TRAVAIL À FAIRE
1. Relevez toutes les monnaies nommées dans le texte sur le chômage et le pouvoir d'achat.
2. Reprenez le texte sur le chômage et le pouvoir d'achat à l'endroit où il s'arrête, puis poursuivez-le.

EXTRAIT DU TEXTE
####
Le chômage touche particulièrement les jeunes, mais aussi les diplômés. Il s’agit là d’un défi majeur à relever pour le prochain gouvernement.
A ce titre, il faut souligner que les résultats de la présidentielle ont en effet clairement montré que les jeunes ont tourné le dos aux partis politiques classiques, et, de fait, leur choix s'est porté sur un candidat indépendant lors du scrutin présidentiel.
En plus de cette épineuse problématique du chômage, il faudra aussi améliorer le quotidien d'une population dont le pouvoir d'achat a été grevé aussi lourdement par le niveau de l'inflation, aggravé par la dépréciation du dinar tunisien vis-à-vis des devises étrangères (euro, dollar, etc.), ainsi que la déterioration des services sociaux de base, tels que la santé ou encore l'éducation.
####
DONNÉES RECUEILLIES
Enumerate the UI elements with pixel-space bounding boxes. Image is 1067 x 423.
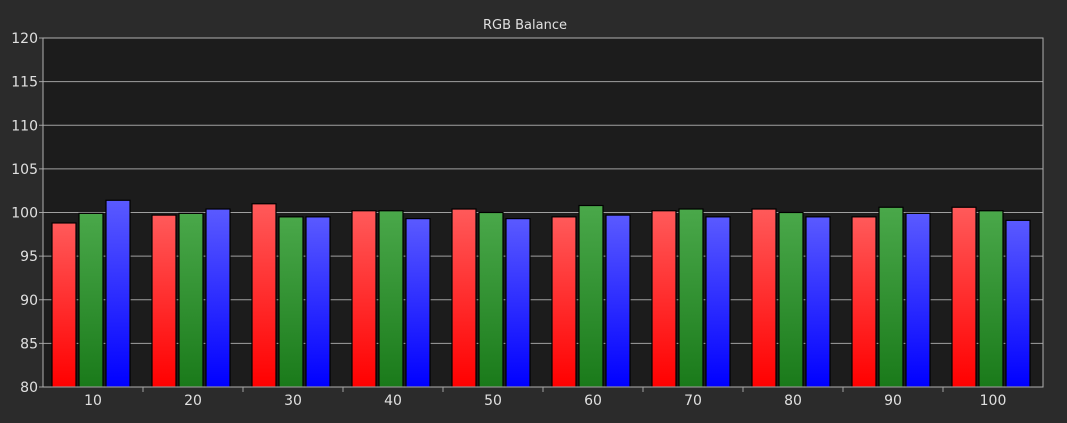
####
CORRIGÉ DES EXERCICES
1. le dinar tunisien, l'euro, le dollar

2.
L’autre défi à relever l'est vis-à-vis du principal bailleur de fonds du pays depuis quelques années, soit le Fonds monétaire international (FMI): il est relatif à la réduction du déficit budgétaire, plombé par la masse salariale.
En effet, sur un budget global de 47 milliards de dinars au titre de 2019, la masse salariale engrange à elle seule 19 milliards de dinars, soit 40,42% du budget, qui représente lui 40% du PIB. En conséquence, il ne reste pas grand-chose pour faire face aux investissements publics, au remboursement du service de la dette, lequel se retrouve de plus en plus conséquent, ainsi qu'aux transferts sociaux.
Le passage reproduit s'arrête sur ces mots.